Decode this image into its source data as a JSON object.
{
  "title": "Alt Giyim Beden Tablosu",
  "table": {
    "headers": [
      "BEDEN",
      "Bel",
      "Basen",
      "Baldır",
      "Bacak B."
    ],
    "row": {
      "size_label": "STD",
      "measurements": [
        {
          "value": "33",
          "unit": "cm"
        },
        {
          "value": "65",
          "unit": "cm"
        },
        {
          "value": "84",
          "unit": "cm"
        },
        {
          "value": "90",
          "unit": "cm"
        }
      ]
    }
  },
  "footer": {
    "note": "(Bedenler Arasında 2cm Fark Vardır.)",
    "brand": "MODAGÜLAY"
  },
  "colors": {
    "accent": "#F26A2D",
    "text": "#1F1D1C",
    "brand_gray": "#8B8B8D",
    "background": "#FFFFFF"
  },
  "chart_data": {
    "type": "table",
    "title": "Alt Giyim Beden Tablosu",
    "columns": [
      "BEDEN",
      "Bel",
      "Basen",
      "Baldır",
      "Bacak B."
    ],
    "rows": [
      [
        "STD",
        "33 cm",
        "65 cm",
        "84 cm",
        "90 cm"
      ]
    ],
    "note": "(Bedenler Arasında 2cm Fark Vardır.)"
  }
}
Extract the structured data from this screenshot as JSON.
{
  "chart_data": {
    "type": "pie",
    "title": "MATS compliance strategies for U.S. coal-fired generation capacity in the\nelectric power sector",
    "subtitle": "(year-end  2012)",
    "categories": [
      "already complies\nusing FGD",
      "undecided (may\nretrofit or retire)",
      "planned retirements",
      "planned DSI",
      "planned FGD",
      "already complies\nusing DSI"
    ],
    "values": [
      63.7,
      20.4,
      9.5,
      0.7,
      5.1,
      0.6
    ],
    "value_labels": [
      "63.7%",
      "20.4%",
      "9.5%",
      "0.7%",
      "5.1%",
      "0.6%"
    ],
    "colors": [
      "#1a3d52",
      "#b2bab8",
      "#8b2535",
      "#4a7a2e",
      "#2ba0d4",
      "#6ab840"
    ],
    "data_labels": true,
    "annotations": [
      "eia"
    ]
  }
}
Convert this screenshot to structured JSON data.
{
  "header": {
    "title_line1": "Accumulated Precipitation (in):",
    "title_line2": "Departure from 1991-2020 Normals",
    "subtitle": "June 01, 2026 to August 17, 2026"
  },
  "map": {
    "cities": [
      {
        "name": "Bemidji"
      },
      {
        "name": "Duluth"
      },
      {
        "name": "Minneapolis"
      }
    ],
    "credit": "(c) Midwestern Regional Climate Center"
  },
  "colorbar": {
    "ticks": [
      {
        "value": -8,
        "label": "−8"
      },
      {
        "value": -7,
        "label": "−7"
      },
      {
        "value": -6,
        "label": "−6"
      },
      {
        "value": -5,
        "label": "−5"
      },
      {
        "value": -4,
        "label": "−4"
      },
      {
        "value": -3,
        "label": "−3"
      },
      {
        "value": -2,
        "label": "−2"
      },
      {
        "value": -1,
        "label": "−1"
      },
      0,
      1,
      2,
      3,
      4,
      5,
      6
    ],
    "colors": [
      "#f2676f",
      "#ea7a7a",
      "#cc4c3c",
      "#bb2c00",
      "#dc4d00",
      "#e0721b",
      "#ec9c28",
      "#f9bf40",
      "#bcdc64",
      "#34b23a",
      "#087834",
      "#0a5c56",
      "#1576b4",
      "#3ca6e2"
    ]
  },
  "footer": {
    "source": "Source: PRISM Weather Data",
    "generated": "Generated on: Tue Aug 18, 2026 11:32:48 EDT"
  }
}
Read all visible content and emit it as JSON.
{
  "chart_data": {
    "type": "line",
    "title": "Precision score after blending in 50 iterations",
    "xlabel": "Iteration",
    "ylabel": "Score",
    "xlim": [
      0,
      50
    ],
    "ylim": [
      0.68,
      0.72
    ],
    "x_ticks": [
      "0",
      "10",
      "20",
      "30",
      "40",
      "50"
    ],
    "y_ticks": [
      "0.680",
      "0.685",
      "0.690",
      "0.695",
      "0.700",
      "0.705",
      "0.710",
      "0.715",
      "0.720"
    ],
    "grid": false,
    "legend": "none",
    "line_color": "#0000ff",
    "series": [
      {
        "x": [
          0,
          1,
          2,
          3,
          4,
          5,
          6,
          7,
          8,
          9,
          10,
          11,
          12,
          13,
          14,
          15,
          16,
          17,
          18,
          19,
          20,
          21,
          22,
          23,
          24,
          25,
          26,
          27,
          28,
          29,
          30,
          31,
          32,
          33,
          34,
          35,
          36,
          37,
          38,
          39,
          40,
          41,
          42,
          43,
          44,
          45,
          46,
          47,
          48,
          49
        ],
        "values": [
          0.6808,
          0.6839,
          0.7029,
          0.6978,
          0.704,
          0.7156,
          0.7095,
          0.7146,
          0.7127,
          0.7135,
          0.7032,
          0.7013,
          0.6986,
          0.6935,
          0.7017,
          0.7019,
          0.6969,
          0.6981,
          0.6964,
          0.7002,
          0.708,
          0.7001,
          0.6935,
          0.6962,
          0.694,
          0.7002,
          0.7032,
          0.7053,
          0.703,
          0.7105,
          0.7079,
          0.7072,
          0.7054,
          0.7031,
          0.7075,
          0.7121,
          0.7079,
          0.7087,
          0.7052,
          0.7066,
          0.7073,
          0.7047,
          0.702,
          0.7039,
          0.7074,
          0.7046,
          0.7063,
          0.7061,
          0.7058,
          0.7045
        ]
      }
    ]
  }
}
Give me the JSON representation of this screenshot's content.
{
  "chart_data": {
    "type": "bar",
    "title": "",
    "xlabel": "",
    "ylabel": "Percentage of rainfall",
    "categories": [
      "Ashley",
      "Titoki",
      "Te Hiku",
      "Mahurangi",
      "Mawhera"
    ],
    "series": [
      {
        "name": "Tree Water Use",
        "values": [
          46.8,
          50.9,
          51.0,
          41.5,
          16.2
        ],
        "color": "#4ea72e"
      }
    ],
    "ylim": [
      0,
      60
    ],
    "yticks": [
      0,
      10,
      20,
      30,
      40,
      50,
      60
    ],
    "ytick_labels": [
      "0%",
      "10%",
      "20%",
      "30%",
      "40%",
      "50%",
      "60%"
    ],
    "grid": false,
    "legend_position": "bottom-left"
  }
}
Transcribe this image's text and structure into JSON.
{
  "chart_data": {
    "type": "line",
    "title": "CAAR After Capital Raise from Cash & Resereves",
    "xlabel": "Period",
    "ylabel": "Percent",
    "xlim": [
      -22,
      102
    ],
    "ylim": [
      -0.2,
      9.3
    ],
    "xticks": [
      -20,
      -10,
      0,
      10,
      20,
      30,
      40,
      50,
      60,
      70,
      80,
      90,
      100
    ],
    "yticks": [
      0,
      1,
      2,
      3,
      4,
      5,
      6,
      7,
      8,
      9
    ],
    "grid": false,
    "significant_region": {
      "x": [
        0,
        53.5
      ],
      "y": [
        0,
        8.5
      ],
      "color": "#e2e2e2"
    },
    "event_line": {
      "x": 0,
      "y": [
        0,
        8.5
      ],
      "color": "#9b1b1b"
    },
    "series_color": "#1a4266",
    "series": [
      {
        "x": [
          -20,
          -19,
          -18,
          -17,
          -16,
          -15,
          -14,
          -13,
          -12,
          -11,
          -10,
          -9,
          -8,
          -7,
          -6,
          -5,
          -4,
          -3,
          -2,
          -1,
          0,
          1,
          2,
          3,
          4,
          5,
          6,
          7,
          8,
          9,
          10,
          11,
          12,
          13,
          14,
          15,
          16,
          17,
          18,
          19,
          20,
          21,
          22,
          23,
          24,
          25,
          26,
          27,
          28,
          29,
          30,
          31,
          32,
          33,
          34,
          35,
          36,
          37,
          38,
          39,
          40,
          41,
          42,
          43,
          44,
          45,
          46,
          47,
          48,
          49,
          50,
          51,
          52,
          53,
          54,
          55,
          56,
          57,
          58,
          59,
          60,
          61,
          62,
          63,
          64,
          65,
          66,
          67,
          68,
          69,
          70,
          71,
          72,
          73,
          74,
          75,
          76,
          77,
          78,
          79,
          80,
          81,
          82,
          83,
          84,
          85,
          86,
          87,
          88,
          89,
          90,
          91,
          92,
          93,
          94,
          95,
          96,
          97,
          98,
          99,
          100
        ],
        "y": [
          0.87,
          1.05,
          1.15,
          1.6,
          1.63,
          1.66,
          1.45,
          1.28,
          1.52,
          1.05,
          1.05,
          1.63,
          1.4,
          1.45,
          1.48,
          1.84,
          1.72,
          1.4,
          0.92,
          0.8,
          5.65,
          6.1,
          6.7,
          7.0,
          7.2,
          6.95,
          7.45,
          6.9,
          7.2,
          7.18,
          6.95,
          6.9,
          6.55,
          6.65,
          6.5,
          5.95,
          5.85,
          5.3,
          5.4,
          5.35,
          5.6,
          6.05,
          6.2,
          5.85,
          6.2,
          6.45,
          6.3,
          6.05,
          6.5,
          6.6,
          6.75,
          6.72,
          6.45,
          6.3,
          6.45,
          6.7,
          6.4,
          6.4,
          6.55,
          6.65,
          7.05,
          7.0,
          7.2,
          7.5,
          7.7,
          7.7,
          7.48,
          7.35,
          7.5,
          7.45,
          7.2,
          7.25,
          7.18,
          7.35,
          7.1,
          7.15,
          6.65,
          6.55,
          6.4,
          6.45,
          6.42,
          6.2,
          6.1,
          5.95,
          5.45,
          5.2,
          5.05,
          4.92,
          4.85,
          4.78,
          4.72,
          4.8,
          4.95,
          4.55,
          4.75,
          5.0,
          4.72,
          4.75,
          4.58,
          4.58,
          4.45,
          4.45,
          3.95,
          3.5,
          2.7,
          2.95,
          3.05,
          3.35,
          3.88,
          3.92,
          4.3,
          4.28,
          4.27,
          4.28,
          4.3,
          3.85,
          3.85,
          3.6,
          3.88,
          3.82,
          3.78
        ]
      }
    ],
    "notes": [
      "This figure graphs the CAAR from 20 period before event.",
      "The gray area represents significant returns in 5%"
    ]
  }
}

◇ ◇ ◇

» Task description
Locate each line with the word "Tablosu" and copy it.

» Response for this exercise
  "title": "Alt Giyim Beden Tablosu",
    "title": "Alt Giyim Beden Tablosu",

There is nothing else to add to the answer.